▸ PROBLEM TO WORK ON
Reproduce every one of the records below verbatim, keeping each line intact.

▸ INPUT ROWS
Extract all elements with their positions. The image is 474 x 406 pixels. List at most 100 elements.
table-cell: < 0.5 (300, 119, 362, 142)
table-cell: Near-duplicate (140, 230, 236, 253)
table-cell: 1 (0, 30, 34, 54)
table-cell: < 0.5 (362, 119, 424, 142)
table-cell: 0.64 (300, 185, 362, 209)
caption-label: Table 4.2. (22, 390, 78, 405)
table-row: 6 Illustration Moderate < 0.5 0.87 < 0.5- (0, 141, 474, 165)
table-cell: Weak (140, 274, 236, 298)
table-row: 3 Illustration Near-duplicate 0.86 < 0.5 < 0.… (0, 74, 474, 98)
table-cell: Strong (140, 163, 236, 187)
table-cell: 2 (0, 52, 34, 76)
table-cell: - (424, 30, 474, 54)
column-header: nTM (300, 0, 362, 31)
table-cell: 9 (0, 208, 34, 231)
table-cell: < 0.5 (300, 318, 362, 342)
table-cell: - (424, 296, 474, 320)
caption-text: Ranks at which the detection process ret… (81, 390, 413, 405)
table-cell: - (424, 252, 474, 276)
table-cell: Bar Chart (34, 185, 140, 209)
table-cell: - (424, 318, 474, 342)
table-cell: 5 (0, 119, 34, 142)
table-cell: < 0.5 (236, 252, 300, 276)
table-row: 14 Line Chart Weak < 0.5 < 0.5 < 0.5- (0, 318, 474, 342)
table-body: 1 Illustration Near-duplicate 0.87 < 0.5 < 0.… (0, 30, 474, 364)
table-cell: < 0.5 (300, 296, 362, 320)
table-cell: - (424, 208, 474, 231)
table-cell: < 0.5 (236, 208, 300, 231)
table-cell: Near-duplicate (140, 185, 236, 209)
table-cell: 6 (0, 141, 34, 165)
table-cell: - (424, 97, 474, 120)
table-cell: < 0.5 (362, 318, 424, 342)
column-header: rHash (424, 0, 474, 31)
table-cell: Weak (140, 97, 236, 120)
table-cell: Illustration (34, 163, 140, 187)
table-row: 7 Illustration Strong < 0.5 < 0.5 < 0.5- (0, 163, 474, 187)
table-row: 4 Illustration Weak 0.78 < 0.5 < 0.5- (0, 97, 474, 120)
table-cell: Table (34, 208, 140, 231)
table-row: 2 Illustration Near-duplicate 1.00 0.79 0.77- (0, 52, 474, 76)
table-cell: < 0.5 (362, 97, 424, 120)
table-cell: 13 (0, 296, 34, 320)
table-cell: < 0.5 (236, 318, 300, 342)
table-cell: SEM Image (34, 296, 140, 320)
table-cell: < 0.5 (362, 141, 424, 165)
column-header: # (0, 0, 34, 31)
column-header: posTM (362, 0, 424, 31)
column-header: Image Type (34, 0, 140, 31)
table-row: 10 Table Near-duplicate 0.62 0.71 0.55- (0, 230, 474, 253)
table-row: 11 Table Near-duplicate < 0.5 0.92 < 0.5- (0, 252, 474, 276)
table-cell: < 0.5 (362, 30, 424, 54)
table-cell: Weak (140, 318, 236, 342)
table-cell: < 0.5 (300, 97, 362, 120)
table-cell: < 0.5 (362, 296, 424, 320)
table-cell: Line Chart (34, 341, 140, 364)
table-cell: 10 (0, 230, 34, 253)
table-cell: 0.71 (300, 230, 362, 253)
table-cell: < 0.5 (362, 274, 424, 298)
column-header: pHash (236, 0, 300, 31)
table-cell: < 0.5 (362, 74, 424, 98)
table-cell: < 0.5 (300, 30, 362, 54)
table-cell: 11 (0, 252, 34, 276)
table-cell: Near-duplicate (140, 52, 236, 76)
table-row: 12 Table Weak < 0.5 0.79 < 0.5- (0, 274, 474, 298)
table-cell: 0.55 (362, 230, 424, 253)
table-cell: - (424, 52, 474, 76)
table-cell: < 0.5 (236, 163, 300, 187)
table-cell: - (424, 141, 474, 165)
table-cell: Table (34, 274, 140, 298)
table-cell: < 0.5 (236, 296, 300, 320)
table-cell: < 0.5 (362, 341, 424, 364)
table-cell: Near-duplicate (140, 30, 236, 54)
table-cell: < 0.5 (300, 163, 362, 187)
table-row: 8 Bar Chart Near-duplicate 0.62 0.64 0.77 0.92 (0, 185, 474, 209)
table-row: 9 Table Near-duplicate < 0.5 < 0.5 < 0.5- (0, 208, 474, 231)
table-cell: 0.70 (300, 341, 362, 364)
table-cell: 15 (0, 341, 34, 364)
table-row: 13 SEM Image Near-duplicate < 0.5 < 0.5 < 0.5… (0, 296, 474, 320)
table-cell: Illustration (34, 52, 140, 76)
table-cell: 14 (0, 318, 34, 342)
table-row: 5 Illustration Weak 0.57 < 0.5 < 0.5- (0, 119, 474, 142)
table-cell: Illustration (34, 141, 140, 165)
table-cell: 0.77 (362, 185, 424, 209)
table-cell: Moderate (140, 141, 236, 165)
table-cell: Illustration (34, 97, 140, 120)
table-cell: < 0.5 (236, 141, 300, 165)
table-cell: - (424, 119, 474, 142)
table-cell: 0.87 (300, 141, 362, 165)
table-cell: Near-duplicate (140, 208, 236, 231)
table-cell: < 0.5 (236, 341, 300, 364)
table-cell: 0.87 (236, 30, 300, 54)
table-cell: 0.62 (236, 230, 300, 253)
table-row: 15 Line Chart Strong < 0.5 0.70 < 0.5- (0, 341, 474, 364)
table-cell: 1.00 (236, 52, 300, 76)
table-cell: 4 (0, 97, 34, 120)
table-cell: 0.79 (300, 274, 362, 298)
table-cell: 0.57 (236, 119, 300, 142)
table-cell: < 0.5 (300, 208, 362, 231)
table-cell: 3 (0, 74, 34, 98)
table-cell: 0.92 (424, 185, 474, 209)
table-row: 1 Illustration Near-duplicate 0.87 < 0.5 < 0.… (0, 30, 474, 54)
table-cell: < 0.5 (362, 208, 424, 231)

▸ RESPONSE TO THE EXERCISE
Extract all elements with their positions. The image is 474 x 406 pixels. List at most 100 elements.
table-cell: < 0.5 (300, 119, 362, 142)
table-cell: Near-duplicate (140, 230, 236, 253)
table-cell: 1 (0, 30, 34, 54)
table-cell: < 0.5 (362, 119, 424, 142)
table-cell: 0.64 (300, 185, 362, 209)
caption-label: Table 4.2. (22, 390, 78, 405)
table-row: 6 Illustration Moderate < 0.5 0.87 < 0.5- (0, 141, 474, 165)
table-cell: Weak (140, 274, 236, 298)
table-row: 3 Illustration Near-duplicate 0.86 < 0.5 < 0.… (0, 74, 474, 98)
table-cell: Strong (140, 163, 236, 187)
table-cell: 2 (0, 52, 34, 76)
table-cell: - (424, 30, 474, 54)
column-header: nTM (300, 0, 362, 31)
table-cell: 9 (0, 208, 34, 231)
table-cell: < 0.5 (300, 318, 362, 342)
table-cell: - (424, 296, 474, 320)
caption-text: Ranks at which the detection process ret… (81, 390, 413, 405)
table-cell: - (424, 252, 474, 276)
table-cell: Bar Chart (34, 185, 140, 209)
table-cell: - (424, 318, 474, 342)
table-cell: 5 (0, 119, 34, 142)
table-cell: < 0.5 (236, 252, 300, 276)
table-row: 14 Line Chart Weak < 0.5 < 0.5 < 0.5- (0, 318, 474, 342)
table-body: 1 Illustration Near-duplicate 0.87 < 0.5 < 0.… (0, 30, 474, 364)
table-cell: < 0.5 (300, 296, 362, 320)
table-cell: - (424, 208, 474, 231)
table-cell: < 0.5 (236, 208, 300, 231)
table-cell: Near-duplicate (140, 185, 236, 209)
table-cell: 6 (0, 141, 34, 165)
table-cell: - (424, 97, 474, 120)
table-cell: < 0.5 (362, 318, 424, 342)
column-header: rHash (424, 0, 474, 31)
table-cell: Weak (140, 97, 236, 120)
table-cell: Illustration (34, 163, 140, 187)
table-row: 7 Illustration Strong < 0.5 < 0.5 < 0.5- (0, 163, 474, 187)
table-row: 4 Illustration Weak 0.78 < 0.5 < 0.5- (0, 97, 474, 120)
table-cell: Table (34, 208, 140, 231)
table-row: 2 Illustration Near-duplicate 1.00 0.79 0.77- (0, 52, 474, 76)
table-cell: < 0.5 (362, 97, 424, 120)
table-cell: 13 (0, 296, 34, 320)
table-cell: < 0.5 (236, 318, 300, 342)
table-cell: SEM Image (34, 296, 140, 320)
table-cell: < 0.5 (362, 141, 424, 165)
column-header: # (0, 0, 34, 31)
column-header: posTM (362, 0, 424, 31)
column-header: Image Type (34, 0, 140, 31)
table-row: 10 Table Near-duplicate 0.62 0.71 0.55- (0, 230, 474, 253)
table-row: 11 Table Near-duplicate < 0.5 0.92 < 0.5- (0, 252, 474, 276)
table-cell: < 0.5 (362, 30, 424, 54)
table-cell: Weak (140, 318, 236, 342)
table-cell: < 0.5 (300, 97, 362, 120)
table-cell: < 0.5 (362, 296, 424, 320)
table-cell: Line Chart (34, 341, 140, 364)
table-cell: 10 (0, 230, 34, 253)
table-cell: 0.71 (300, 230, 362, 253)
table-cell: < 0.5 (362, 274, 424, 298)
column-header: pHash (236, 0, 300, 31)
table-cell: < 0.5 (362, 74, 424, 98)
table-cell: < 0.5 (300, 30, 362, 54)
table-cell: 11 (0, 252, 34, 276)
table-cell: Near-duplicate (140, 52, 236, 76)
table-row: 12 Table Weak < 0.5 0.79 < 0.5- (0, 274, 474, 298)
table-cell: 0.55 (362, 230, 424, 253)
table-cell: - (424, 52, 474, 76)
table-cell: < 0.5 (236, 163, 300, 187)
table-cell: - (424, 141, 474, 165)
table-cell: Table (34, 274, 140, 298)
table-cell: < 0.5 (236, 296, 300, 320)
table-cell: < 0.5 (362, 341, 424, 364)
table-cell: Near-duplicate (140, 30, 236, 54)
table-cell: < 0.5 (300, 163, 362, 187)
table-row: 8 Bar Chart Near-duplicate 0.62 0.64 0.77 0.92 (0, 185, 474, 209)
table-row: 9 Table Near-duplicate < 0.5 < 0.5 < 0.5- (0, 208, 474, 231)
table-cell: 0.70 (300, 341, 362, 364)
table-cell: 15 (0, 341, 34, 364)
table-row: 13 SEM Image Near-duplicate < 0.5 < 0.5 < 0.5… (0, 296, 474, 320)
table-cell: Illustration (34, 52, 140, 76)
table-cell: 14 (0, 318, 34, 342)
table-row: 5 Illustration Weak 0.57 < 0.5 < 0.5- (0, 119, 474, 142)
table-cell: Illustration (34, 141, 140, 165)
table-cell: 0.77 (362, 185, 424, 209)
table-cell: Moderate (140, 141, 236, 165)
table-cell: Illustration (34, 97, 140, 120)
table-cell: < 0.5 (236, 141, 300, 165)
table-cell: - (424, 119, 474, 142)
table-cell: 0.87 (300, 141, 362, 165)
table-cell: Near-duplicate (140, 208, 236, 231)
table-cell: < 0.5 (236, 341, 300, 364)
table-cell: 0.87 (236, 30, 300, 54)
table-cell: 0.62 (236, 230, 300, 253)
table-row: 15 Line Chart Strong < 0.5 0.70 < 0.5- (0, 341, 474, 364)
table-cell: 1.00 (236, 52, 300, 76)
table-cell: 4 (0, 97, 34, 120)
table-cell: 0.79 (300, 274, 362, 298)
table-cell: 0.57 (236, 119, 300, 142)
table-cell: < 0.5 (300, 208, 362, 231)
table-cell: 3 (0, 74, 34, 98)
table-cell: 0.92 (424, 185, 474, 209)
table-row: 1 Illustration Near-duplicate 0.87 < 0.5 < 0.… (0, 30, 474, 54)
table-cell: < 0.5 (362, 208, 424, 231)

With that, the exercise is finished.